## What the task requires
Search the listing below for the word "this" and copy each line that holds it.

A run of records
....
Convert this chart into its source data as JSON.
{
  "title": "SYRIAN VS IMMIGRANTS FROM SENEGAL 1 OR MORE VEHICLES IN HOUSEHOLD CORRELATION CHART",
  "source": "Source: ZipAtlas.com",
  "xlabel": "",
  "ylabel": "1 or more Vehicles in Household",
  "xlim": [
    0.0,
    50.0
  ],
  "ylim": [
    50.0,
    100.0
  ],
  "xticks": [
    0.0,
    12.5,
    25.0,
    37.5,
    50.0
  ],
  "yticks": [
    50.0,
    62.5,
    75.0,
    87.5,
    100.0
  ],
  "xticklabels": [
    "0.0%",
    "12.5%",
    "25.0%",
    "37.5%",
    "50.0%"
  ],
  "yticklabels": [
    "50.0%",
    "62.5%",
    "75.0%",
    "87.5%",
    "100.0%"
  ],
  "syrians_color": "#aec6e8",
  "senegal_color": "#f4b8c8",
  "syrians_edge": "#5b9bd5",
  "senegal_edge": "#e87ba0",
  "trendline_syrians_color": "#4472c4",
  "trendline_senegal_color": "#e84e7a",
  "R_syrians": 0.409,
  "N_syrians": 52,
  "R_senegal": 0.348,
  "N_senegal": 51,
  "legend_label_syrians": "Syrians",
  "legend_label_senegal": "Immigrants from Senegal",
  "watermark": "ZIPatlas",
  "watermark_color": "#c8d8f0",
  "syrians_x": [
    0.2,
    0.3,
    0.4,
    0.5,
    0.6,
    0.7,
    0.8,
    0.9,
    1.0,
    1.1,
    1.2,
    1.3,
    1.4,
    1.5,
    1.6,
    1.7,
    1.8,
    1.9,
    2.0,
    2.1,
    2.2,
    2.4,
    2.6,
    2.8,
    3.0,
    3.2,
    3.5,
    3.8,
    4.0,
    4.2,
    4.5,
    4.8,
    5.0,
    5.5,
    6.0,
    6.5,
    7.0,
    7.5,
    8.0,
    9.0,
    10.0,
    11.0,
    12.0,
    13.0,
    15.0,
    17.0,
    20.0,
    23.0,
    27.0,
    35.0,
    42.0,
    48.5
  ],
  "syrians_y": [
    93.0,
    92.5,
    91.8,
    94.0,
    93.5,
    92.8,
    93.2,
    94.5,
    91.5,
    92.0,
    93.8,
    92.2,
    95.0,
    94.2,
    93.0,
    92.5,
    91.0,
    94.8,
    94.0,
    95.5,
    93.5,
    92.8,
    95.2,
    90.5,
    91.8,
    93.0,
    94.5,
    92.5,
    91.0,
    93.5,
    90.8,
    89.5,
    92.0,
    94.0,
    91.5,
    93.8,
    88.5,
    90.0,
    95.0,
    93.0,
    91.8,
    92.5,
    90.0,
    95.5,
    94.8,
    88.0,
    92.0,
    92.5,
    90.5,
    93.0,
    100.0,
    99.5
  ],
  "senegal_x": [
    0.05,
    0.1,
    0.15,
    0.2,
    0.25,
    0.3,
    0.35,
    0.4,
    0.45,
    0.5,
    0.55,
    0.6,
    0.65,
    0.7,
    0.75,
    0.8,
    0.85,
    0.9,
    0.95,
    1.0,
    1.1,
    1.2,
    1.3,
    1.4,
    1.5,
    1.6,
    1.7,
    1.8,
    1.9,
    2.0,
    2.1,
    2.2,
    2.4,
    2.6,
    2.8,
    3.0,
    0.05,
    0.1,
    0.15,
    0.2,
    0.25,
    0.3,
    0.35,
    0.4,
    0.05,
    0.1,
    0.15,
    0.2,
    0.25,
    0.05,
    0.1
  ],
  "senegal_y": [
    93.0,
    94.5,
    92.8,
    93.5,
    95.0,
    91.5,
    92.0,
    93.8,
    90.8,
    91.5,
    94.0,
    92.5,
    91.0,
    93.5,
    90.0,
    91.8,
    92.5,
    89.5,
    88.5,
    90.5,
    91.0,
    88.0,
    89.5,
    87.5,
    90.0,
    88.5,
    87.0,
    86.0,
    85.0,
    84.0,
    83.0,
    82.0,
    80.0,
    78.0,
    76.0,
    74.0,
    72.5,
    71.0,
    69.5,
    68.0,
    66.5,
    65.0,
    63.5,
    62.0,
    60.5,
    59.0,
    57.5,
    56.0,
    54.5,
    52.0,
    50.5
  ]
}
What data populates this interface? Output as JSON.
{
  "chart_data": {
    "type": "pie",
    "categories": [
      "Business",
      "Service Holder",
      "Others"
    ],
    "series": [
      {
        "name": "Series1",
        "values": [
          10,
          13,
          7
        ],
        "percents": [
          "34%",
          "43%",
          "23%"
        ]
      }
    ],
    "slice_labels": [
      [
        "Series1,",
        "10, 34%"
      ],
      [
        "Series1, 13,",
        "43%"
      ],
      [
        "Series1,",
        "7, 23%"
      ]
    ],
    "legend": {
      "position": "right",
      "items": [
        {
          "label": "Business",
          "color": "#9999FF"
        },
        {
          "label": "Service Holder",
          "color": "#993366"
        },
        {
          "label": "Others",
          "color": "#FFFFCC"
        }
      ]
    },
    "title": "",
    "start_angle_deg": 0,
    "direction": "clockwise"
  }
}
....
## Answer in full
Convert this chart into its source data as JSON.
What data populates this interface? Output as JSON.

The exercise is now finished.